▶ [THE EXERCISE] Take every line from the material that has the word "document" in it.
-- begin RECORDS PROVIDED --
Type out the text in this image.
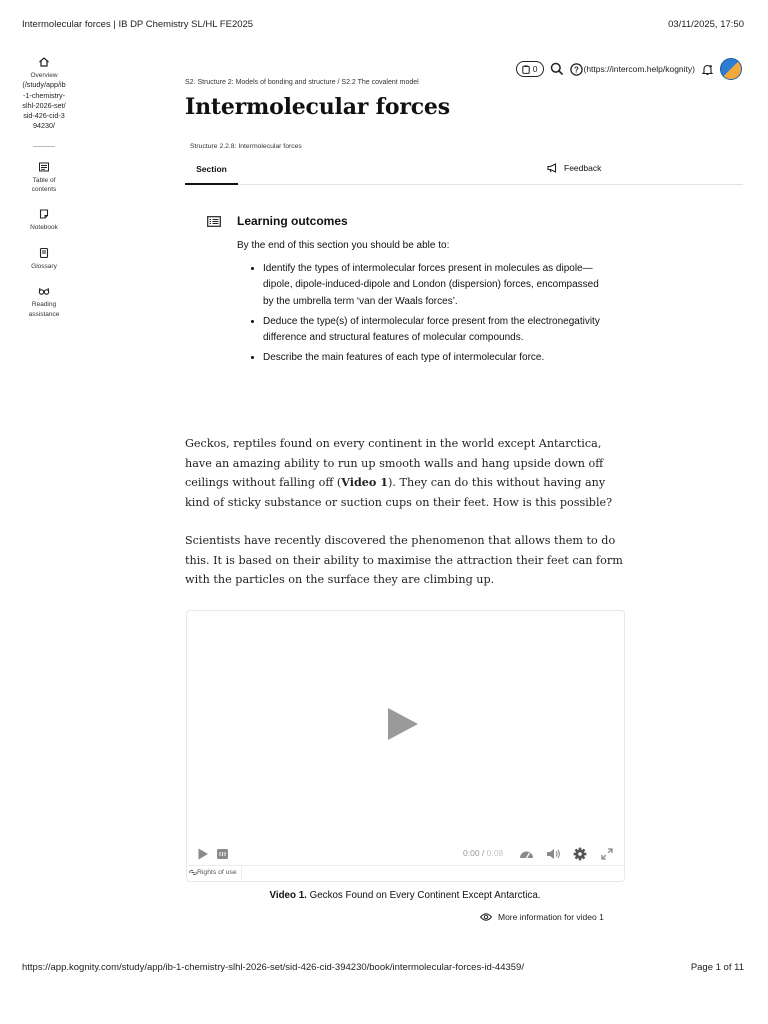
Intermolecular forces | IB DP Chemistry SL/HL FE2025	03/11/2025, 17:50
Overview
(/study/app/ib-1-chemistry-slhl-2026-set/sid-426-cid-394230/
Table of contents
Notebook
Glossary
Reading assistance
0	? (https://intercom.help/kognity)
S2. Structure 2: Models of bonding and structure / S2.2 The covalent model
Intermolecular forces
Structure 2.2.8: Intermolecular forces
Section	Feedback
Learning outcomes
By the end of this section you should be able to:
• Identify the types of intermolecular forces present in molecules as dipole—dipole, dipole-induced-dipole and London (dispersion) forces, encompassed by the umbrella term ‘van der Waals forces’.
• Deduce the type(s) of intermolecular force present from the electronegativity difference and structural features of molecular compounds.
• Describe the main features of each type of intermolecular force.

Geckos, reptiles found on every continent in the world except Antarctica, have an amazing ability to run up smooth walls and hang upside down off ceilings without falling off (Video 1). They can do this without having any kind of sticky substance or suction cups on their feet. How is this possible?

Scientists have recently discovered the phenomenon that allows them to do this. It is based on their ability to maximise the attraction their feet can form with the particles on the surface they are climbing up.

0:00 / 0:08
Rights of use
Video 1. Geckos Found on Every Continent Except Antarctica.
More information for video 1
https://app.kognity.com/study/app/ib-1-chemistry-slhl-2026-set/sid-426-cid-394230/book/intermolecular-forces-id-44359/	Page 1 of 11
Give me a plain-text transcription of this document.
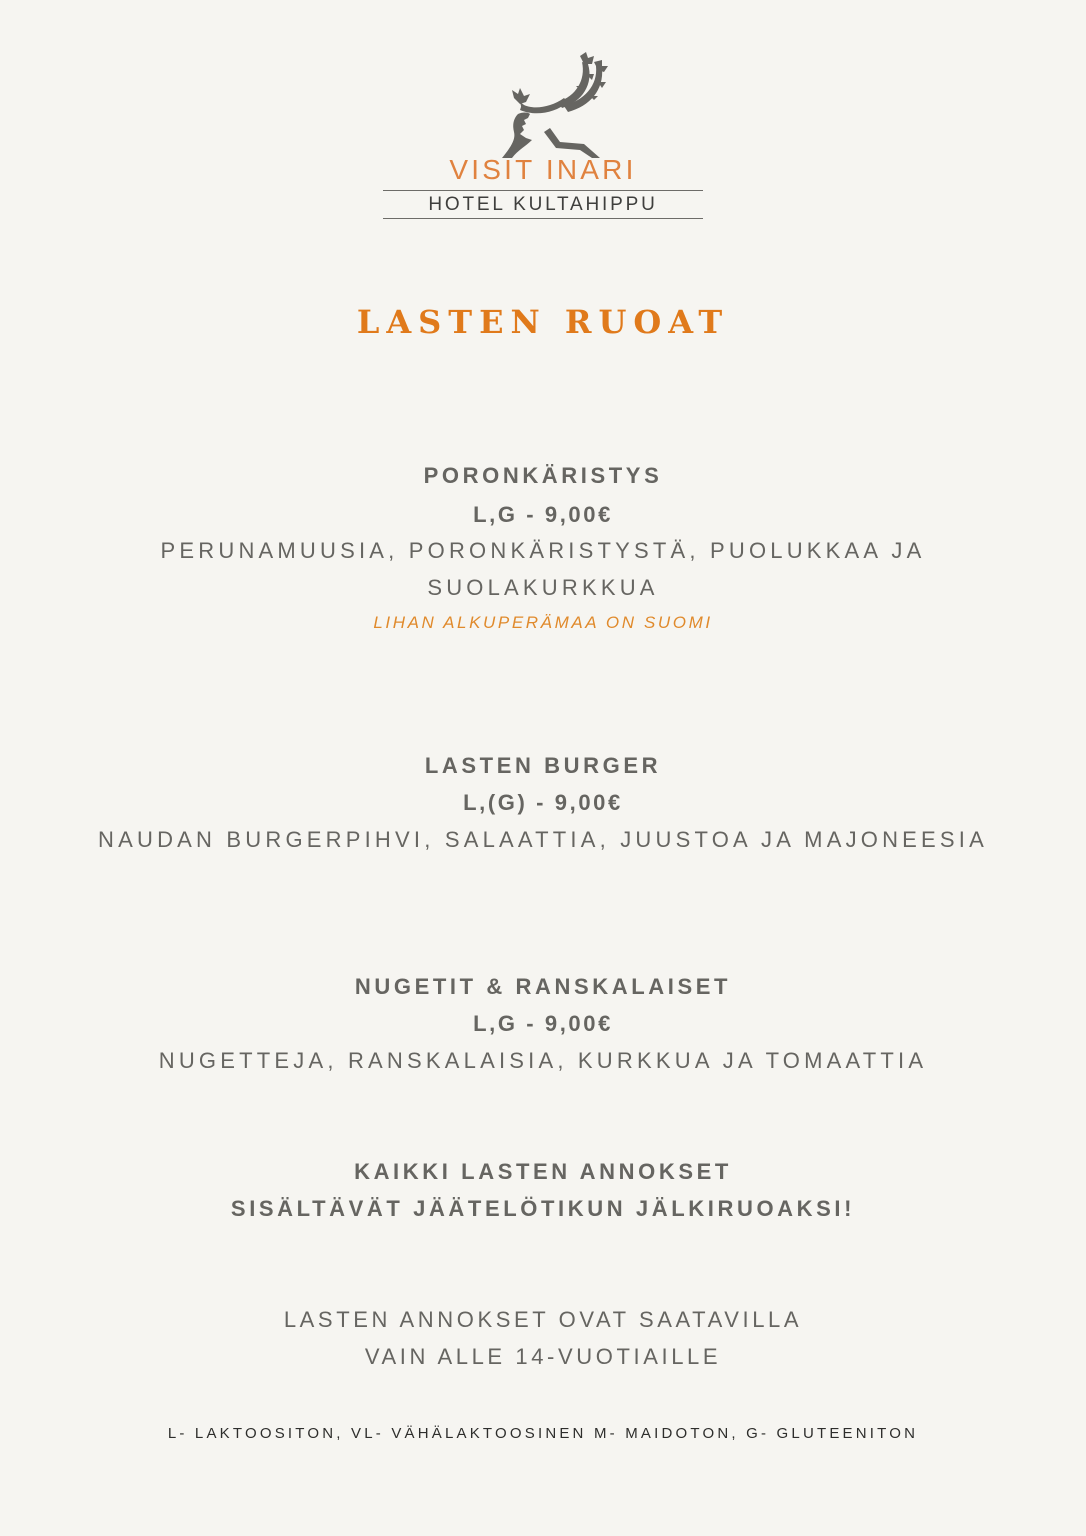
VISIT INARI
HOTEL KULTAHIPPU
LASTEN RUOAT
PORONKÄRISTYS
L,G - 9,00€
PERUNAMUUSIA, PORONKÄRISTYSTÄ, PUOLUKKAA JA
SUOLAKURKKUA
LIHAN ALKUPERÄMAA ON SUOMI
LASTEN BURGER
L,(G) - 9,00€
NAUDAN BURGERPIHVI, SALAATTIA, JUUSTOA JA MAJONEESIA
NUGETIT & RANSKALAISET
L,G - 9,00€
NUGETTEJA, RANSKALAISIA, KURKKUA JA TOMAATTIA
KAIKKI LASTEN ANNOKSET
SISÄLTÄVÄT JÄÄTELÖTIKUN JÄLKIRUOAKSI!
LASTEN ANNOKSET OVAT SAATAVILLA
VAIN ALLE 14-VUOTIAILLE
L- LAKTOOSITON, VL- VÄHÄLAKTOOSINEN M- MAIDOTON, G- GLUTEENITON
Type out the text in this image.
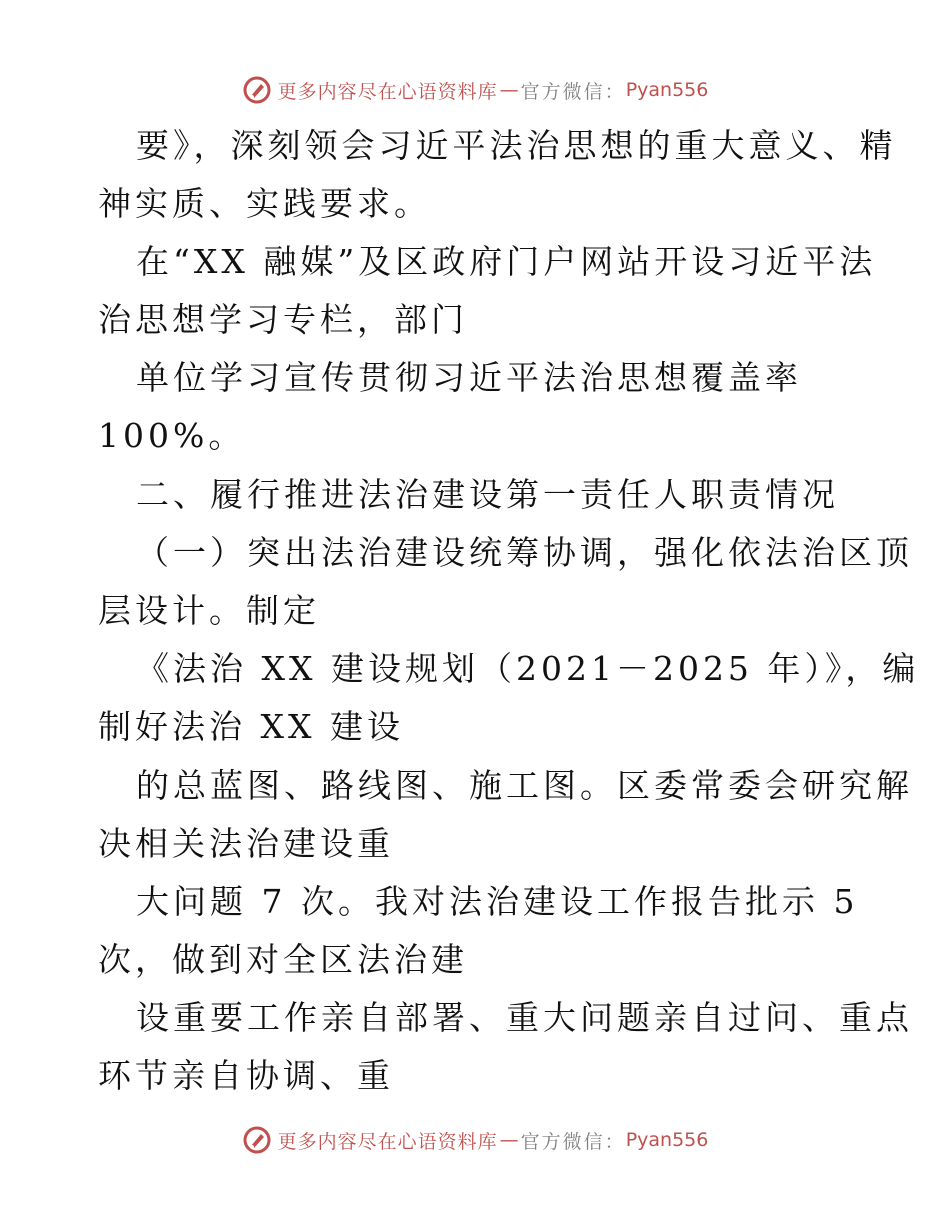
更多内容尽在心语资料库 — 官方微信： Pyan556
要》，深刻领会习近平法治思想的重大意义、精
神实质、实践要求。
在“XX 融媒”及区政府门户网站开设习近平法
治思想学习专栏，部门
单位学习宣传贯彻习近平法治思想覆盖率
100%。
二、履行推进法治建设第一责任人职责情况
（一）突出法治建设统筹协调，强化依法治区顶
层设计。制定
《法治 XX 建设规划（2021－2025 年）》，编
制好法治 XX 建设
的总蓝图、路线图、施工图。区委常委会研究解
决相关法治建设重
大问题 7 次。我对法治建设工作报告批示 5
次，做到对全区法治建
设重要工作亲自部署、重大问题亲自过问、重点
环节亲自协调、重
更多内容尽在心语资料库 — 官方微信： Pyan556
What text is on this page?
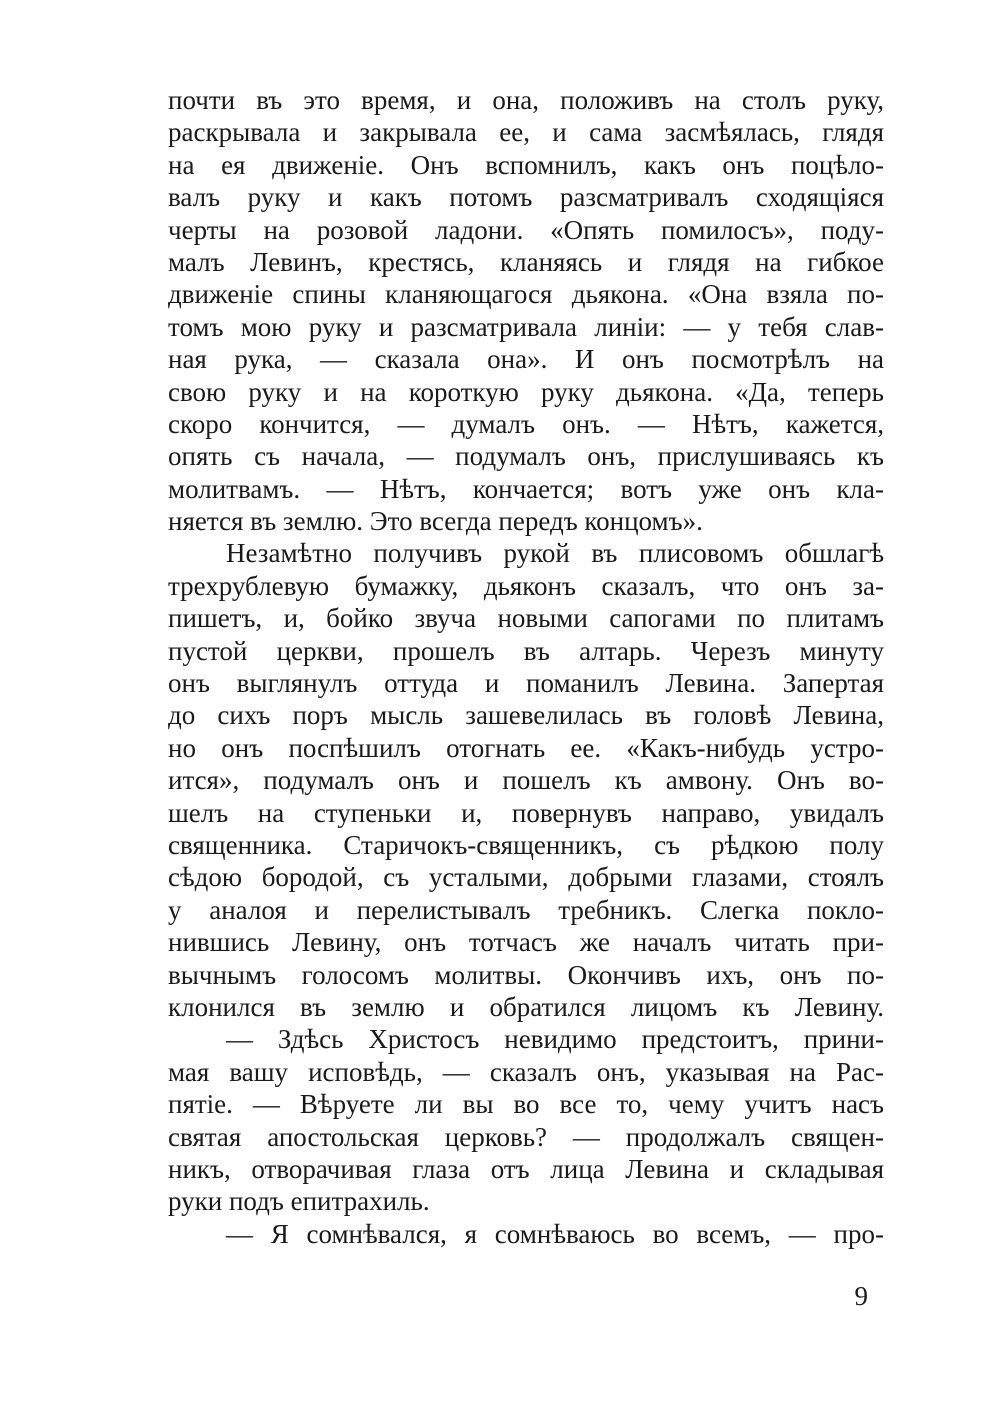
почти въ это время, и она, положивъ на столъ руку,
раскрывала и закрывала ее, и сама засмѣялась, глядя
на ея движеніе. Онъ вспомнилъ, какъ онъ поцѣло-
валъ руку и какъ потомъ разсматривалъ сходящіяся
черты на розовой ладони. «Опять помилосъ», поду-
малъ Левинъ, крестясь, кланяясь и глядя на гибкое
движеніе спины кланяющагося дьякона. «Она взяла по-
томъ мою руку и разсматривала линіи: — у тебя слав-
ная рука, — сказала она». И онъ посмотрѣлъ на
свою руку и на короткую руку дьякона. «Да, теперь
скоро кончится, — думалъ онъ. — Нѣтъ, кажется,
опять съ начала, — подумалъ онъ, прислушиваясь къ
молитвамъ. — Нѣтъ, кончается; вотъ уже онъ кла-
няется въ землю. Это всегда передъ концомъ».
Незамѣтно получивъ рукой въ плисовомъ обшлагѣ
трехрублевую бумажку, дьяконъ сказалъ, что онъ за-
пишетъ, и, бойко звуча новыми сапогами по плитамъ
пустой церкви, прошелъ въ алтарь. Черезъ минуту
онъ выглянулъ оттуда и поманилъ Левина. Запертая
до сихъ поръ мысль зашевелилась въ головѣ Левина,
но онъ поспѣшилъ отогнать ее. «Какъ-нибудь устро-
ится», подумалъ онъ и пошелъ къ амвону. Онъ во-
шелъ на ступеньки и, повернувъ направо, увидалъ
священника. Старичокъ-священникъ, съ рѣдкою полу
сѣдою бородой, съ усталыми, добрыми глазами, стоялъ
у аналоя и перелистывалъ требникъ. Слегка покло-
нившись Левину, онъ тотчасъ же началъ читать при-
вычнымъ голосомъ молитвы. Окончивъ ихъ, онъ по-
клонился въ землю и обратился лицомъ къ Левину.
— Здѣсь Христосъ невидимо предстоитъ, прини-
мая вашу исповѣдь, — сказалъ онъ, указывая на Рас-
пятіе. — Вѣруете ли вы во все то, чему учитъ насъ
святая апостольская церковь? — продолжалъ священ-
никъ, отворачивая глаза отъ лица Левина и складывая
руки подъ епитрахиль.
— Я сомнѣвался, я сомнѣваюсь во всемъ, — про-
9
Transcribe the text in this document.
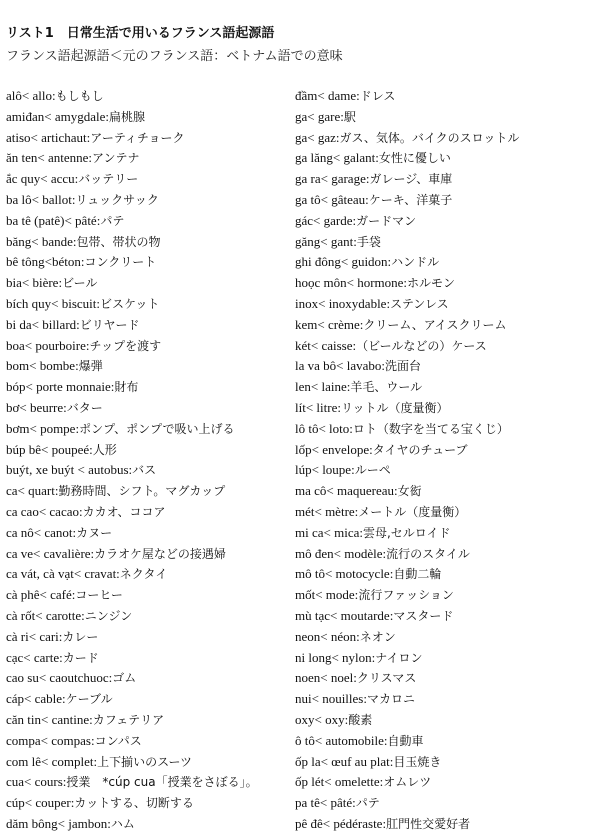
リスト1　日常生活で用いるフランス語起源語
フランス語起源語＜元のフランス語：ベトナム語での意味
alô< allo:もしもし
amiđan< amygdale:扁桃腺
atiso< artichaut:アーティチョーク
ăn ten< antenne:アンテナ
ắc quy< accu:バッテリー
ba lô< ballot:リュックサック
ba tê (patê)< pâté:パテ
băng< bande:包帯、帯状の物
bê tông<béton:コンクリート
bia< bière:ビール
bích quy< biscuit:ビスケット
bi da< billard:ビリヤード
boa< pourboire:チップを渡す
bom< bombe:爆弾
bóp< porte monnaie:財布
bơ< beurre:バター
bơm< pompe:ポンプ、ポンプで吸い上げる
búp bê< poupeé:人形
buýt, xe buýt < autobus:バス
ca< quart:勤務時間、シフト。マグカップ
ca cao< cacao:カカオ、ココア
ca nô< canot:カヌー
ca ve< cavalière:カラオケ屋などの接遇婦
ca vát, cà vạt< cravat:ネクタイ
cà phê< café:コーヒー
cà rốt< carotte:ニンジン
cà ri< cari:カレー
cạc< carte:カード
cao su< caoutchuoc:ゴム
cáp< cable:ケーブル
căn tin< cantine:カフェテリア
compa< compas:コンパス
com lê< complet:上下揃いのスーツ
cua< cours:授業　*cúp cua「授業をさぼる」。
cúp< couper:カットする、切断する
dăm bông< jambon:ハム
đầm< dame:ドレス
ga< gare:駅
ga< gaz:ガス、気体。バイクのスロットル
ga lăng< galant:女性に優しい
ga ra< garage:ガレージ、車庫
ga tô< gâteau:ケーキ、洋菓子
gác< garde:ガードマン
găng< gant:手袋
ghi đông< guidon:ハンドル
hoọc môn< hormone:ホルモン
inox< inoxydable:ステンレス
kem< crème:クリーム、アイスクリーム
két< caisse:（ビールなどの）ケース
la va bô< lavabo:洗面台
len< laine:羊毛、ウール
lít< litre:リットル（度量衡）
lô tô< loto:ロト（数字を当てる宝くじ）
lốp< envelope:タイヤのチューブ
lúp< loupe:ルーペ
ma cô< maquereau:女衒
mét< mètre:メートル（度量衡）
mi ca< mica:雲母,セルロイド
mô đen< modèle:流行のスタイル
mô tô< motocycle:自動二輪
mốt< mode:流行ファッション
mù tạc< moutarde:マスタード
neon< néon:ネオン
ni long< nylon:ナイロン
noen< noel:クリスマス
nui< nouilles:マカロニ
oxy< oxy:酸素
ô tô< automobile:自動車
ốp la< œuf au plat:目玉焼き
ốp lét< omelette:オムレツ
pa tê< pâté:パテ
pê đê< pédérastе:肛門性交愛好者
-- end RECORDS PROVIDED --
▶ [EXERCISE ANSWER]
Give me a plain-text transcription of this document.
Transcribe the text in this document.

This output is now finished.